TASK:
Each entry that follows is to be retyped exactly. Pictures do not belong in the copy.

_ _ _ _ _

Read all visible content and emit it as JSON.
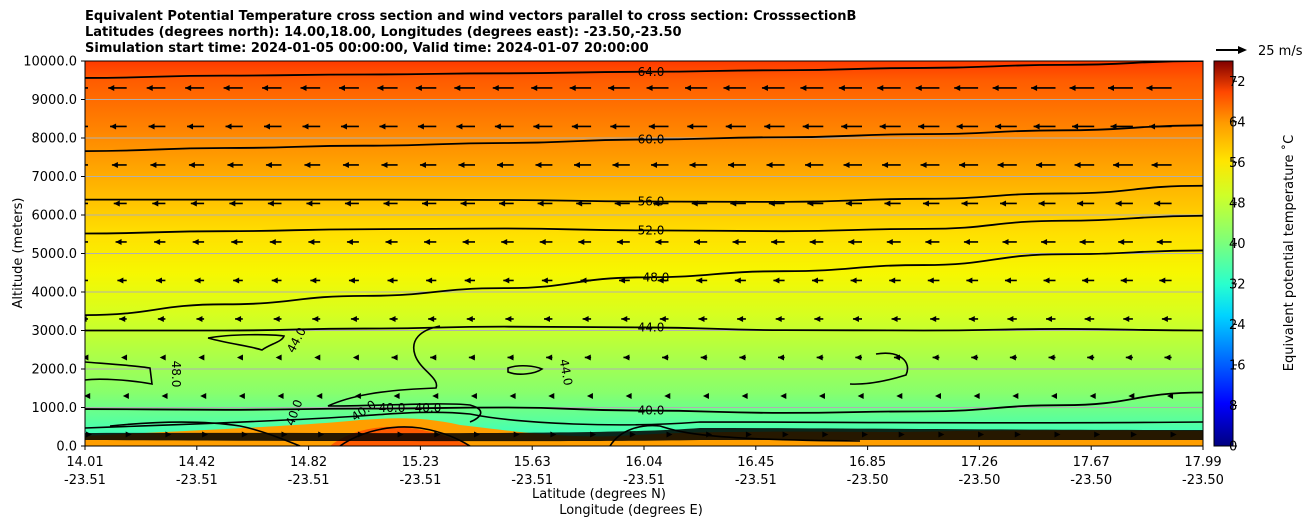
{
  "chart_data": {
    "type": "contour",
    "title": [
      "Equivalent Potential Temperature cross section and wind vectors parallel to cross section: CrosssectionB",
      "Latitudes (degrees north): 14.00,18.00, Longitudes (degrees east): -23.50,-23.50",
      "Simulation start time: 2024-01-05 00:00:00, Valid time: 2024-01-07 20:00:00"
    ],
    "ylabel": "Altitude (meters)",
    "xlabel_lat": "Latitude (degrees N)",
    "xlabel_lon": "Longitude (degrees E)",
    "ylim": [
      0,
      10000
    ],
    "yticks": [
      "0.0",
      "1000.0",
      "2000.0",
      "3000.0",
      "4000.0",
      "5000.0",
      "6000.0",
      "7000.0",
      "8000.0",
      "9000.0",
      "10000.0"
    ],
    "xticks_lat": [
      "14.01",
      "14.42",
      "14.82",
      "15.23",
      "15.63",
      "16.04",
      "16.45",
      "16.85",
      "17.26",
      "17.67",
      "17.99"
    ],
    "xticks_lon": [
      "-23.51",
      "-23.51",
      "-23.51",
      "-23.51",
      "-23.51",
      "-23.51",
      "-23.51",
      "-23.50",
      "-23.50",
      "-23.50",
      "-23.50"
    ],
    "colorbar": {
      "label": "Equivalent potential temperature ˚C",
      "range": [
        0,
        76
      ],
      "ticks": [
        "0",
        "8",
        "16",
        "24",
        "32",
        "40",
        "48",
        "56",
        "64",
        "72"
      ]
    },
    "quiver_key": "25 m/s",
    "contour_levels": [
      {
        "level": 64,
        "label": "64.0",
        "alt": [
          9560,
          9620,
          9650,
          9680,
          9720,
          9760,
          9820,
          9900,
          10000
        ]
      },
      {
        "level": 60,
        "label": "60.0",
        "alt": [
          7660,
          7740,
          7800,
          7870,
          7960,
          8020,
          8100,
          8200,
          8330
        ]
      },
      {
        "level": 56,
        "label": "56.0",
        "alt": [
          6400,
          6400,
          6400,
          6390,
          6350,
          6340,
          6420,
          6560,
          6760
        ]
      },
      {
        "level": 52,
        "label": "52.0",
        "alt": [
          5520,
          5580,
          5630,
          5650,
          5600,
          5580,
          5640,
          5850,
          5980
        ]
      },
      {
        "level": 48,
        "label": "48.0",
        "alt": [
          3400,
          3680,
          3900,
          4100,
          4380,
          4540,
          4700,
          4980,
          5080
        ]
      },
      {
        "level": 44,
        "label": "44.0",
        "alt": [
          3000,
          3000,
          3050,
          3100,
          3080,
          3010,
          3000,
          3040,
          3000
        ]
      },
      {
        "level": 40,
        "label": "40.0",
        "alt": [
          960,
          940,
          970,
          1000,
          920,
          860,
          900,
          1060,
          1390
        ]
      }
    ],
    "extra_labels": [
      "48.0",
      "44.0",
      "44.0",
      "40.0",
      "40.0",
      "40.0",
      "40.0"
    ]
  }
}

_ _ _ _ _

TASK OUTPUT:
Read all visible content and emit it as JSON.
{
  "chart_data": {
    "type": "contour",
    "title": [
      "Equivalent Potential Temperature cross section and wind vectors parallel to cross section: CrosssectionB",
      "Latitudes (degrees north): 14.00,18.00, Longitudes (degrees east): -23.50,-23.50",
      "Simulation start time: 2024-01-05 00:00:00, Valid time: 2024-01-07 20:00:00"
    ],
    "ylabel": "Altitude (meters)",
    "xlabel_lat": "Latitude (degrees N)",
    "xlabel_lon": "Longitude (degrees E)",
    "ylim": [
      0,
      10000
    ],
    "yticks": [
      "0.0",
      "1000.0",
      "2000.0",
      "3000.0",
      "4000.0",
      "5000.0",
      "6000.0",
      "7000.0",
      "8000.0",
      "9000.0",
      "10000.0"
    ],
    "xticks_lat": [
      "14.01",
      "14.42",
      "14.82",
      "15.23",
      "15.63",
      "16.04",
      "16.45",
      "16.85",
      "17.26",
      "17.67",
      "17.99"
    ],
    "xticks_lon": [
      "-23.51",
      "-23.51",
      "-23.51",
      "-23.51",
      "-23.51",
      "-23.51",
      "-23.51",
      "-23.50",
      "-23.50",
      "-23.50",
      "-23.50"
    ],
    "colorbar": {
      "label": "Equivalent potential temperature ˚C",
      "range": [
        0,
        76
      ],
      "ticks": [
        "0",
        "8",
        "16",
        "24",
        "32",
        "40",
        "48",
        "56",
        "64",
        "72"
      ]
    },
    "quiver_key": "25 m/s",
    "contour_levels": [
      {
        "level": 64,
        "label": "64.0",
        "alt": [
          9560,
          9620,
          9650,
          9680,
          9720,
          9760,
          9820,
          9900,
          10000
        ]
      },
      {
        "level": 60,
        "label": "60.0",
        "alt": [
          7660,
          7740,
          7800,
          7870,
          7960,
          8020,
          8100,
          8200,
          8330
        ]
      },
      {
        "level": 56,
        "label": "56.0",
        "alt": [
          6400,
          6400,
          6400,
          6390,
          6350,
          6340,
          6420,
          6560,
          6760
        ]
      },
      {
        "level": 52,
        "label": "52.0",
        "alt": [
          5520,
          5580,
          5630,
          5650,
          5600,
          5580,
          5640,
          5850,
          5980
        ]
      },
      {
        "level": 48,
        "label": "48.0",
        "alt": [
          3400,
          3680,
          3900,
          4100,
          4380,
          4540,
          4700,
          4980,
          5080
        ]
      },
      {
        "level": 44,
        "label": "44.0",
        "alt": [
          3000,
          3000,
          3050,
          3100,
          3080,
          3010,
          3000,
          3040,
          3000
        ]
      },
      {
        "level": 40,
        "label": "40.0",
        "alt": [
          960,
          940,
          970,
          1000,
          920,
          860,
          900,
          1060,
          1390
        ]
      }
    ],
    "extra_labels": [
      "48.0",
      "44.0",
      "44.0",
      "40.0",
      "40.0",
      "40.0",
      "40.0"
    ]
  }
}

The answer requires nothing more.